_Short exercise:_ Retype the items starting with the line that contains "Find all labels, buttons, inputs, and" and going on through the line that contains "create-measure-desc: This job", keeping every character the same.

_Dataset records:_
----

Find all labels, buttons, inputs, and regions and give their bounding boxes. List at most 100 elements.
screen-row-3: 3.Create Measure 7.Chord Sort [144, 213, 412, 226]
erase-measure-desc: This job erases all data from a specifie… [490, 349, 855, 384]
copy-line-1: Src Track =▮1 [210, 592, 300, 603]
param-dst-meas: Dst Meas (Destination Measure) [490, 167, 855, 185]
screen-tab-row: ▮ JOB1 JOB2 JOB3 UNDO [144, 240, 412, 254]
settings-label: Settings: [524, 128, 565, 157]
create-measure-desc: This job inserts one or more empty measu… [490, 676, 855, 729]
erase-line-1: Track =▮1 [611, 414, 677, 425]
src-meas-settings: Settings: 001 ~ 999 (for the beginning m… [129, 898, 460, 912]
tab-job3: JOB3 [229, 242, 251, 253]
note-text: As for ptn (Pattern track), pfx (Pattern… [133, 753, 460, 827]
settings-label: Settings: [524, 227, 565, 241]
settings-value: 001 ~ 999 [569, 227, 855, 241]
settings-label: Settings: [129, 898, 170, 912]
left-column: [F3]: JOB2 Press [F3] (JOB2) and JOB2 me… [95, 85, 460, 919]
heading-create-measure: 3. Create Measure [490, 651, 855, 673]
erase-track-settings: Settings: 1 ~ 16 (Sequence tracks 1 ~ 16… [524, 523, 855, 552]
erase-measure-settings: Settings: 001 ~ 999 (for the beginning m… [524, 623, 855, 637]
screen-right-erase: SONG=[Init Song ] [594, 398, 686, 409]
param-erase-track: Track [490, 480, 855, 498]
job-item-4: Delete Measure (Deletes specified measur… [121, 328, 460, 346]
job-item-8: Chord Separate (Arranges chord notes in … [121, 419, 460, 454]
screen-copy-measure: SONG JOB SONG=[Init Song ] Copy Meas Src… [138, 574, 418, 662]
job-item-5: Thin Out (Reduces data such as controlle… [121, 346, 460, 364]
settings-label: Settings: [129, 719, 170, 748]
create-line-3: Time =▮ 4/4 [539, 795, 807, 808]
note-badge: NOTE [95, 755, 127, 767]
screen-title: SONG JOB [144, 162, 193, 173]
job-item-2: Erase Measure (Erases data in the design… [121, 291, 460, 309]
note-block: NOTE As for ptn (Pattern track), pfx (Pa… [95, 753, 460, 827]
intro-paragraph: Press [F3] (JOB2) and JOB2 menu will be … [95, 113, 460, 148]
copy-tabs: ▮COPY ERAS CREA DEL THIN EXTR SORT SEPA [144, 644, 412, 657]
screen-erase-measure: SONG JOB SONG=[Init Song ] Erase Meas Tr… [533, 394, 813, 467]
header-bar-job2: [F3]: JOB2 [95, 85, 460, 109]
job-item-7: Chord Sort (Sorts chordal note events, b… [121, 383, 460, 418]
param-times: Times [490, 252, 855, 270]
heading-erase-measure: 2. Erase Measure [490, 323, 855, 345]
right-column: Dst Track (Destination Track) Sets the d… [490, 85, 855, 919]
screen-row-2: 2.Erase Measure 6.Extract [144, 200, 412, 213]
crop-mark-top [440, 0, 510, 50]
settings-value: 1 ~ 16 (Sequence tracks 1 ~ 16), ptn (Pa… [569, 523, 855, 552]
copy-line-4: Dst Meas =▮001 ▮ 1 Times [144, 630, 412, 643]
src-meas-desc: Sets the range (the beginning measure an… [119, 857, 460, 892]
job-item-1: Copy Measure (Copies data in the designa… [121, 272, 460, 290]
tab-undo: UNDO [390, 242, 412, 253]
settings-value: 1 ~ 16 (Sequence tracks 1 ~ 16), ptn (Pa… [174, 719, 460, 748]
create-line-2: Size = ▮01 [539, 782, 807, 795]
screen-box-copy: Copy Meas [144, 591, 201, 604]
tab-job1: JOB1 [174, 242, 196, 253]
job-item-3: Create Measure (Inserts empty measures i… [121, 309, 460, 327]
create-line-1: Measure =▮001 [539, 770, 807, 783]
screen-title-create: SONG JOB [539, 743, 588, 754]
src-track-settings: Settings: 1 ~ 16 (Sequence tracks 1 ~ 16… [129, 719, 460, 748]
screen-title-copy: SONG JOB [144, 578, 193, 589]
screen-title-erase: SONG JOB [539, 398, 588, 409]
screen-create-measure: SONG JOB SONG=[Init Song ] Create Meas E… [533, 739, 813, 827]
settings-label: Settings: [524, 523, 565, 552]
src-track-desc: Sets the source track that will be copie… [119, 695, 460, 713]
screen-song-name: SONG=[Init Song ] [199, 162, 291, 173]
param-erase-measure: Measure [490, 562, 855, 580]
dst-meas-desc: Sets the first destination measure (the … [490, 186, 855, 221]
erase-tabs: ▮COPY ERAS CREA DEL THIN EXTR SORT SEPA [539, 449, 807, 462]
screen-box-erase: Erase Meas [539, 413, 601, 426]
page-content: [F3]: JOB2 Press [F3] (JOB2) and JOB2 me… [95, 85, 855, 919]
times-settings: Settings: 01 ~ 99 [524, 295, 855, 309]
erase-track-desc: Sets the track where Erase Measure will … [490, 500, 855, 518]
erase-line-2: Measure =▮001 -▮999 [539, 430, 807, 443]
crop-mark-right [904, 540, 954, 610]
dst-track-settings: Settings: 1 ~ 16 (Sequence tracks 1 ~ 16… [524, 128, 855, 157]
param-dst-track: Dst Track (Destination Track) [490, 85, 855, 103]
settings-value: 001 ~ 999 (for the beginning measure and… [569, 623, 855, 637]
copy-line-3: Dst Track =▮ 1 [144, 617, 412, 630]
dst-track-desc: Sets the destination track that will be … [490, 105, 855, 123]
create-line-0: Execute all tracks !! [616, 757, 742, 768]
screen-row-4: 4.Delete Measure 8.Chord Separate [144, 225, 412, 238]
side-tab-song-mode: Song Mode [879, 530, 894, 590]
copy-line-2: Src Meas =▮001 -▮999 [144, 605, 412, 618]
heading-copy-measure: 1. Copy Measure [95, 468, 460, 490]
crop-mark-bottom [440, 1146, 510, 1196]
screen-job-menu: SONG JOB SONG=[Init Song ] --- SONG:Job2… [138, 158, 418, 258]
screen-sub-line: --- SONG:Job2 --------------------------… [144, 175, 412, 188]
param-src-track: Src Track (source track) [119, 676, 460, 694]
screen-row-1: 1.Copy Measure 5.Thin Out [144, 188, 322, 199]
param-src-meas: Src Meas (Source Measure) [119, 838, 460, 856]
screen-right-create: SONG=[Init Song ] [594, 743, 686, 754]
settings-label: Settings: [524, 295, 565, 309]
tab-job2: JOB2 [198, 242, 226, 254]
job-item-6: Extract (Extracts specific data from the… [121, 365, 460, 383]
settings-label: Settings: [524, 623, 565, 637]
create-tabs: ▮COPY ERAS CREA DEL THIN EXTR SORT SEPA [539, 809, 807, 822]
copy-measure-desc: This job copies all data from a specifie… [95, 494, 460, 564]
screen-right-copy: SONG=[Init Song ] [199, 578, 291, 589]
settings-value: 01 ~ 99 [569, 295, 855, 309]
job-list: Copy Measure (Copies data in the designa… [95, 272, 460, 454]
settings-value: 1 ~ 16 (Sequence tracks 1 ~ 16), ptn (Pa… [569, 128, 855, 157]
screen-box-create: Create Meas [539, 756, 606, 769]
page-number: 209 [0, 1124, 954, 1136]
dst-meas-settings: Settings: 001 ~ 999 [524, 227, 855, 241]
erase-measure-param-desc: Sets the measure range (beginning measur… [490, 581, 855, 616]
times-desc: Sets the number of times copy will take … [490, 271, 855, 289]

----

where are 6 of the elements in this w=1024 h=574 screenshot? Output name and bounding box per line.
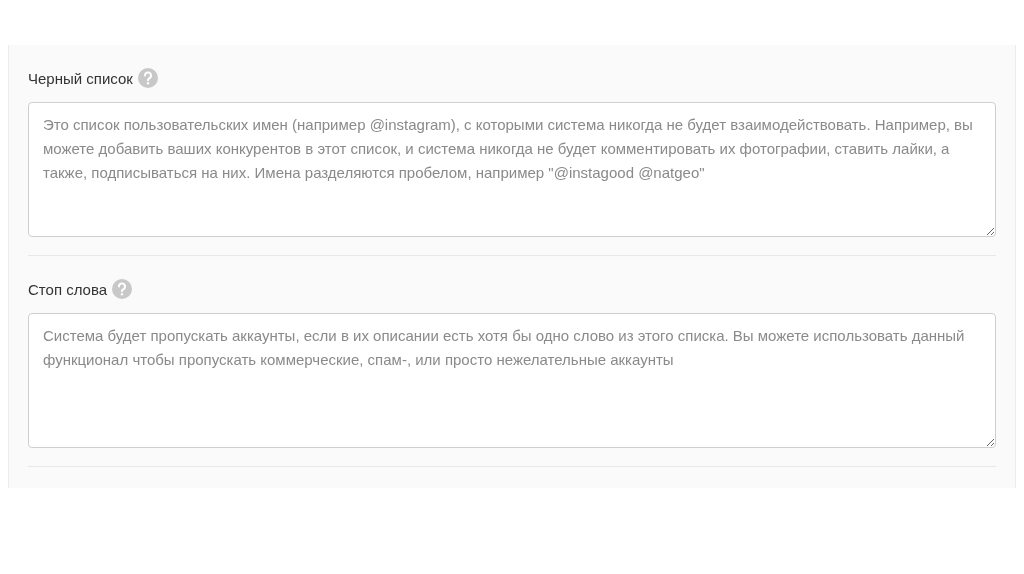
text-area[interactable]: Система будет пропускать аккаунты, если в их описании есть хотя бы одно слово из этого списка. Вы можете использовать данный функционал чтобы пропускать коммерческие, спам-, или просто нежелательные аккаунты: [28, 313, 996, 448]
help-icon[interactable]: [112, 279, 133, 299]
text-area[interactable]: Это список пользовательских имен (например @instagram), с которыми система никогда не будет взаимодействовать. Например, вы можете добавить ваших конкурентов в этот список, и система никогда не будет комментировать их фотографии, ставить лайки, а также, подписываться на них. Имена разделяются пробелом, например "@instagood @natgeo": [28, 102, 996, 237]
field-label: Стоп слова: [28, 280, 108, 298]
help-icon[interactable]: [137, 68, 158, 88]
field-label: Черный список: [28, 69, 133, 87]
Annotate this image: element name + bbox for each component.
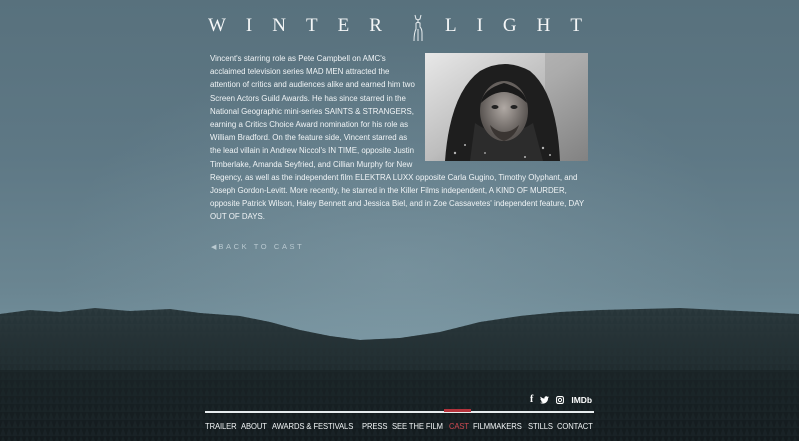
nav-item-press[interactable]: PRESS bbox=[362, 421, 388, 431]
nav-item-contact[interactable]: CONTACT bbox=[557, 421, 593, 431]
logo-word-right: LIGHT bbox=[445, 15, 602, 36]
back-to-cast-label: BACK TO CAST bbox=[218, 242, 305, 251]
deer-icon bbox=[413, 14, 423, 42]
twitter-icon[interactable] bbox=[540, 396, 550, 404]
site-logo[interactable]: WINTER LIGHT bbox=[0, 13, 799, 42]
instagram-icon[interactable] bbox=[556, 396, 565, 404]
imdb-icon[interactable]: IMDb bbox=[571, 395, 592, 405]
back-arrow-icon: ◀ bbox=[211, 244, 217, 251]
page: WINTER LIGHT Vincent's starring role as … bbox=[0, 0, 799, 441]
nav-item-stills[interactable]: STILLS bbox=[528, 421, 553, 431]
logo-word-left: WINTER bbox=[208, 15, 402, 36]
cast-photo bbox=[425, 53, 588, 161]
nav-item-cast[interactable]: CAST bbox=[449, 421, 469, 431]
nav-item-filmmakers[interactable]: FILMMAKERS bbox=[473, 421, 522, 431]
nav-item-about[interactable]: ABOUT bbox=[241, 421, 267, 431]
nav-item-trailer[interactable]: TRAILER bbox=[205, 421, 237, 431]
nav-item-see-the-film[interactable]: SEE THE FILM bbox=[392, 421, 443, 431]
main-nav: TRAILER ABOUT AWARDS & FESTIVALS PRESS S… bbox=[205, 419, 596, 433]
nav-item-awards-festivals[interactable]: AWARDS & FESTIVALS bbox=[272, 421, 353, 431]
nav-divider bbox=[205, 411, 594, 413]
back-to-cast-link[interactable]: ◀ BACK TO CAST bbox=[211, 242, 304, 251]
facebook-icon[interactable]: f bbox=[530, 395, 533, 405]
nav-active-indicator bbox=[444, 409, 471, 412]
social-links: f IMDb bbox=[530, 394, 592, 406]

----

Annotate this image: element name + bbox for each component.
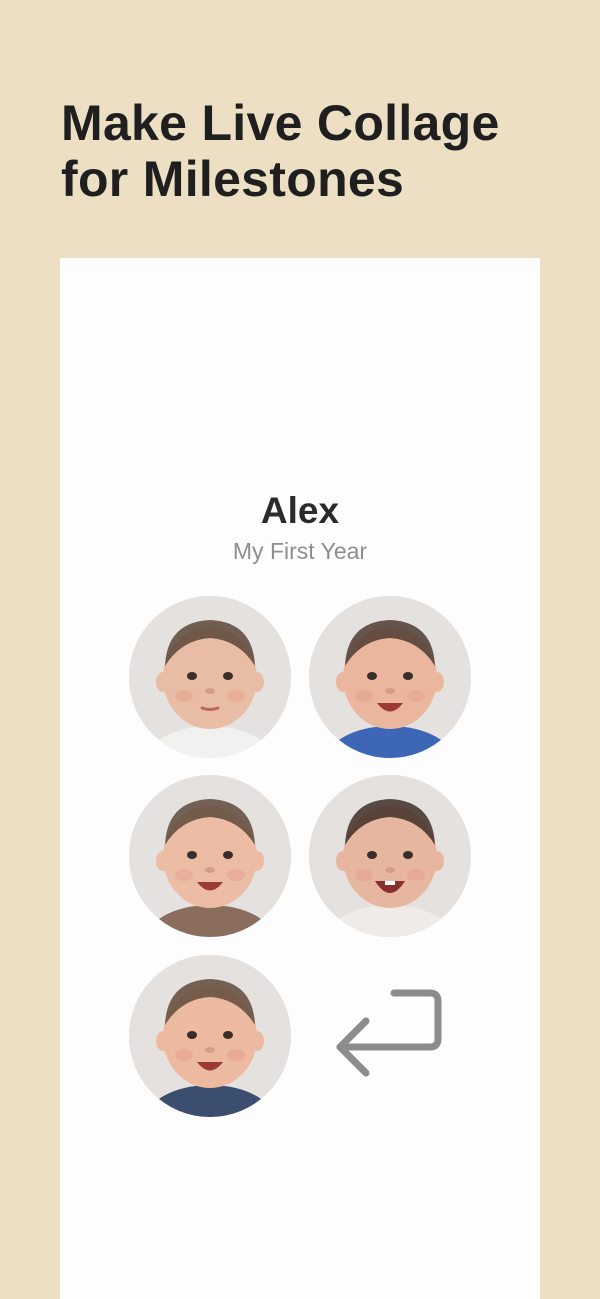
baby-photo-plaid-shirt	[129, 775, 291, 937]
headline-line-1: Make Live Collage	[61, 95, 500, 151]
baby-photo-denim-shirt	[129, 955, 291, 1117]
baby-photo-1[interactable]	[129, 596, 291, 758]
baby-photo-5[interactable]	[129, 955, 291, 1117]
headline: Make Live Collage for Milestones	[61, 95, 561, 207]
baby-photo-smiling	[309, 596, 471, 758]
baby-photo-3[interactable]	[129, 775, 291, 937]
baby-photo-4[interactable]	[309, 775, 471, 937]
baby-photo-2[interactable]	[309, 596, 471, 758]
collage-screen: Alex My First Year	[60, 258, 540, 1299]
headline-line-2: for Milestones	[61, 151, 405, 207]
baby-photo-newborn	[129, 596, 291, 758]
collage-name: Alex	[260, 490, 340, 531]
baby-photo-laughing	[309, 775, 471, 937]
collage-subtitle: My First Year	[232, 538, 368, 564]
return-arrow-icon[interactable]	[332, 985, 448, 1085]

----

_Answer for this exercise:_
Find all labels, buttons, inputs, and regions and give their bounding boxes. List at most 100 elements.
screen-row-3: 3.Create Measure 7.Chord Sort [144, 213, 412, 226]
erase-measure-desc: This job erases all data from a specifie… [490, 349, 855, 384]
copy-line-1: Src Track =▮1 [210, 592, 300, 603]
param-dst-meas: Dst Meas (Destination Measure) [490, 167, 855, 185]
screen-tab-row: ▮ JOB1 JOB2 JOB3 UNDO [144, 240, 412, 254]
settings-label: Settings: [524, 128, 565, 157]
create-measure-desc: This job inserts one or more empty measu… [490, 676, 855, 729]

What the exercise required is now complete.